● **What you are asked to do**
Go through the data below line by line and count those containing the word "cambiar". Reply with the count only.

● **Collected data**

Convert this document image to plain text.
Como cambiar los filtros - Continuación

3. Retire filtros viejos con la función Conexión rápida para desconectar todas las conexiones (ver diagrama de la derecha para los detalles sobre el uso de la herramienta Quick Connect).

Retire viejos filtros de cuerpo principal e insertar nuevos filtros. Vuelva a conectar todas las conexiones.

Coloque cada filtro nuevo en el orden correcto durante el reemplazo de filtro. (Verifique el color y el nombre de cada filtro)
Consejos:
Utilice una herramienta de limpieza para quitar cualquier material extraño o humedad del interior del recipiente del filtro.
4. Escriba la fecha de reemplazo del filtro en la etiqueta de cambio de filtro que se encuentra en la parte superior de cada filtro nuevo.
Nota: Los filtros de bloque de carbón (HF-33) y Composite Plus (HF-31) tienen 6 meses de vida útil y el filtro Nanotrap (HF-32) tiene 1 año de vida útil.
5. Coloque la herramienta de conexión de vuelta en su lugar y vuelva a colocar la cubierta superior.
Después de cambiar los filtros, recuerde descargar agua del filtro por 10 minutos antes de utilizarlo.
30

● **The response**
2